Условия задания: Продолжите текст о природе концепта, начав сразу после его последнего предложения.

Текст:
########
Философы до сих пор недостаточно занимались природой концепта как философской реальности. Они предпочитали рассматривать его как уже данное знание или представление, выводимое из способностей, позволяющих его формировать (абстракция или обобщение) или же им пользоваться (суждение). Но концепт не дается заранее, он творится, должен быть сотворен; он не формируем, а полагается сам в себе (самополагание). Одно вытекает из другого, поскольку все по-настоящему сотворенное, от живого существа до произведения искусства, способно в силу этого к самополаганию, обладает аутопойетическим характером, по которому его и узнают. Чем более концепт творится, тем более он сам себя полагает. Завися от вольной творческой деятельности, он также и полагает себя сам в себе, независимо и необходимо; самое субъективное оказывается и самым объективным.
########
Элементы набора данных
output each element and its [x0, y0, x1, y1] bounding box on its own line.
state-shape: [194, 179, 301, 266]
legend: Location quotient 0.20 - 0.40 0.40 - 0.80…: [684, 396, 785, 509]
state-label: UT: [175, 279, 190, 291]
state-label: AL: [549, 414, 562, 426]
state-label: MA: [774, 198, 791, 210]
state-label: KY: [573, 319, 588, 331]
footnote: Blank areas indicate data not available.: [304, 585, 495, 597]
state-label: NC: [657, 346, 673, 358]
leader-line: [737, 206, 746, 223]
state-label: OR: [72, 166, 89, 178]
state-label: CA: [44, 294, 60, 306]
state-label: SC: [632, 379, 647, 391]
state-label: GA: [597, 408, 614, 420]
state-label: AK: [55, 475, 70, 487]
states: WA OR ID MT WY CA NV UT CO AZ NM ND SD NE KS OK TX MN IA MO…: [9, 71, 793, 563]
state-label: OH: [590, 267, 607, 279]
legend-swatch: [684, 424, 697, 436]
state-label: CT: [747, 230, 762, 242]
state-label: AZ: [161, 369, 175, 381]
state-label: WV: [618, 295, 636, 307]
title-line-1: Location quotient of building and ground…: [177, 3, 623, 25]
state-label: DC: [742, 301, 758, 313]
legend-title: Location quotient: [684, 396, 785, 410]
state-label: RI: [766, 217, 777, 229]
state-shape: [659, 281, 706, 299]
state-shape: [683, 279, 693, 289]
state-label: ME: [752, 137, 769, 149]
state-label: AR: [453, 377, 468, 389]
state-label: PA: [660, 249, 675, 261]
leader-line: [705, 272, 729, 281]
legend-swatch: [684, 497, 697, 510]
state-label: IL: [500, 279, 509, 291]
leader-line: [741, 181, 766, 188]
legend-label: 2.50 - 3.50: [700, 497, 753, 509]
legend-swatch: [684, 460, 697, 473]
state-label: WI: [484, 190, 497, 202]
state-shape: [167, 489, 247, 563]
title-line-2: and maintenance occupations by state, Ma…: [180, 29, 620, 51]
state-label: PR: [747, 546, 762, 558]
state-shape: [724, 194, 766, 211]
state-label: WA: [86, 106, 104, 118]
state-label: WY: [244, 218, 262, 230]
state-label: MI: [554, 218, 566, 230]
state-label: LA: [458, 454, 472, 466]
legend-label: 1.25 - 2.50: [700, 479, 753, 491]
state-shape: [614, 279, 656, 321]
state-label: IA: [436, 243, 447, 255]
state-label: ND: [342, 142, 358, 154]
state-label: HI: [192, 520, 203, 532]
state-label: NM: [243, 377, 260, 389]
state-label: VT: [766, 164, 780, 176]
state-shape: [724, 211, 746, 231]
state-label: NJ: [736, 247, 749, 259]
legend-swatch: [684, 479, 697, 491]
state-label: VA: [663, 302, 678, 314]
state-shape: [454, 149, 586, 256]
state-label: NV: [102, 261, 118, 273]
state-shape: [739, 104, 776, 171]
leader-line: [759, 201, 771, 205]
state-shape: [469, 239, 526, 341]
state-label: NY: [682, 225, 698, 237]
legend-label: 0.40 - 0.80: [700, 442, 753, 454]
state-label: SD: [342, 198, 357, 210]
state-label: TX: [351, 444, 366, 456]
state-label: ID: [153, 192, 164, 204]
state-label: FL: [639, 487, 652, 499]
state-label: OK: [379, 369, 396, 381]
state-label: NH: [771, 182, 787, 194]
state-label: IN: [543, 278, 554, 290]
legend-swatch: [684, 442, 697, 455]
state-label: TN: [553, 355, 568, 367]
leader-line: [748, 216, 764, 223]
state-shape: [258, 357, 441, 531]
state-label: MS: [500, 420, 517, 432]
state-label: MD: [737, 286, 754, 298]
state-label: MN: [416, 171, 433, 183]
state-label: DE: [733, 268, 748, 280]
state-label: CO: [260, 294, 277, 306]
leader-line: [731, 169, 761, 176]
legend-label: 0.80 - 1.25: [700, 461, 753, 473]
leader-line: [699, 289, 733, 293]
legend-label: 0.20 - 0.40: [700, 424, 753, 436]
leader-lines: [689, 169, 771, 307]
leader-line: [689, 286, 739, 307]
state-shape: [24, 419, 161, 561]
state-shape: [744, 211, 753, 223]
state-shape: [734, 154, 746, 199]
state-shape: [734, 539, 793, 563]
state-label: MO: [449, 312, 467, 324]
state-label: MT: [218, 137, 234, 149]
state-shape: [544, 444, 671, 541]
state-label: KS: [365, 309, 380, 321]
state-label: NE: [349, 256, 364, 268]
########
Результат выполнения:
В этом смысле наибольшее внимание концепту как философской реальности уделяли посткантианцы, особенно Шеллинг и Гегель. Гегель дает концепту мощное определение через Фигуры творчества и Моменты его самополагания: фигуры стали принадлежностями концепта, так как они образуют тот его аспект, в котором он творится сознанием и в сознании, через преемственность умов, тогда как моменты образуют другой аспект, в котором концепт сам себя полагает и объединяет разные умы в абсолюте Самости. Тем самым Гегель показал, что концепт не имеет никакого сходства с общей или абстрактной идеей, а равно и с несотворенной Мудростью, которая не зависела бы от самой философии. Но это было достигнуто ценой ничем не ограниченного расширения философии как таковой, которая уже почти не оставляла места для самостоятельного развития наук и искусств, потому что с помощью. своих собственных моментов воссоздавала универсалии, а персонажей своего собственного творчества рассматривала просто как призрачных фигурантов. Посткантианцы вращались в кругу универ-сальной энциклопедии концепта, связывающей его творчество с чистой субъективностью, вместо того чтобы заняться делом более скромным – педагогикой концепта, анализирующей условия творчества как факторы моментов, остающихся единичными[8]. Если три этапа развития концепта суть энциклопедия, педагогика и профессионально-коммерческая подготовка, то лишь второй из них может не дать нам с вершин первого низвергнуться в провал третьего – в этот абсолютный провал мысли, каковы бы ни были, разумеется, его социальные преимущества с точки зрения мирового капитализма.

I. Философия

1. Что такое концепт?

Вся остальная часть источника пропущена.